[Dataset listings of figures]
>> BEGIN
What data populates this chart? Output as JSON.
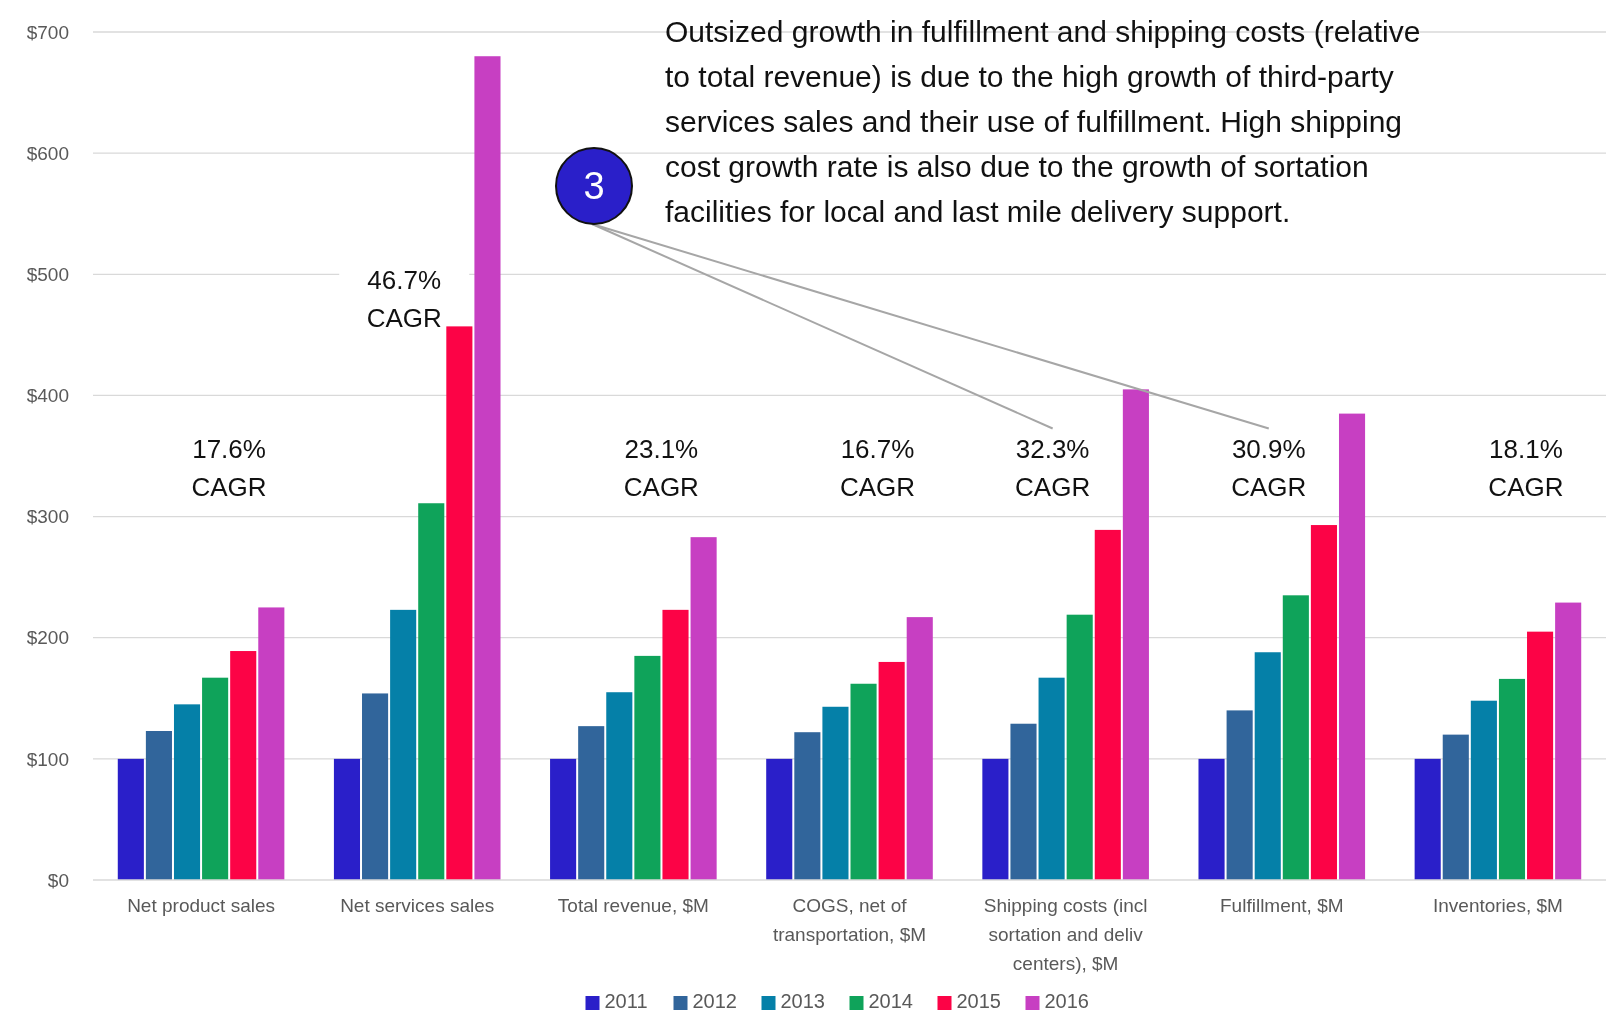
{
  "chart_data": {
    "type": "bar",
    "categories": [
      "Net product sales",
      "Net services sales",
      "Total revenue, $M",
      "COGS, net of transportation, $M",
      "Shipping costs (incl sortation and deliv centers), $M",
      "Fulfillment, $M",
      "Inventories, $M"
    ],
    "series": [
      {
        "name": "2011",
        "color": "#2a1fc9",
        "values": [
          100,
          100,
          100,
          100,
          100,
          100,
          100
        ]
      },
      {
        "name": "2012",
        "color": "#31659b",
        "values": [
          123,
          154,
          127,
          122,
          129,
          140,
          120
        ]
      },
      {
        "name": "2013",
        "color": "#0580a8",
        "values": [
          145,
          223,
          155,
          143,
          167,
          188,
          148
        ]
      },
      {
        "name": "2014",
        "color": "#0fa35a",
        "values": [
          167,
          311,
          185,
          162,
          219,
          235,
          166
        ]
      },
      {
        "name": "2015",
        "color": "#fc0346",
        "values": [
          189,
          457,
          223,
          180,
          289,
          293,
          205
        ]
      },
      {
        "name": "2016",
        "color": "#c73fc2",
        "values": [
          225,
          680,
          283,
          217,
          405,
          385,
          229
        ]
      }
    ],
    "ylim": [
      0,
      700
    ],
    "yticks": [
      {
        "value": 0,
        "label": "$0"
      },
      {
        "value": 100,
        "label": "$100"
      },
      {
        "value": 200,
        "label": "$200"
      },
      {
        "value": 300,
        "label": "$300"
      },
      {
        "value": 400,
        "label": "$400"
      },
      {
        "value": 500,
        "label": "$500"
      },
      {
        "value": 600,
        "label": "$600"
      },
      {
        "value": 700,
        "label": "$700"
      }
    ],
    "grid": "y",
    "legend": "bottom",
    "annotations": [
      "Outsized growth in fulfillment and shipping costs (relative to total revenue) is due to the high growth of third-party services sales and their use of fulfillment. High shipping cost growth rate is also due to the growth of sortation facilities for local and last mile delivery support.",
      "3",
      "17.6% CAGR",
      "46.7% CAGR",
      "23.1% CAGR",
      "16.7% CAGR",
      "32.3% CAGR",
      "30.9% CAGR",
      "18.1% CAGR"
    ]
  }
}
>> END
Search the entries for the string "color" and collect each line that has it.

→ **ANSWER TO THIS PROBLEM**
        "color": "#2a1fc9",
        "color": "#31659b",
        "color": "#0580a8",
        "color": "#0fa35a",
        "color": "#fc0346",
        "color": "#c73fc2",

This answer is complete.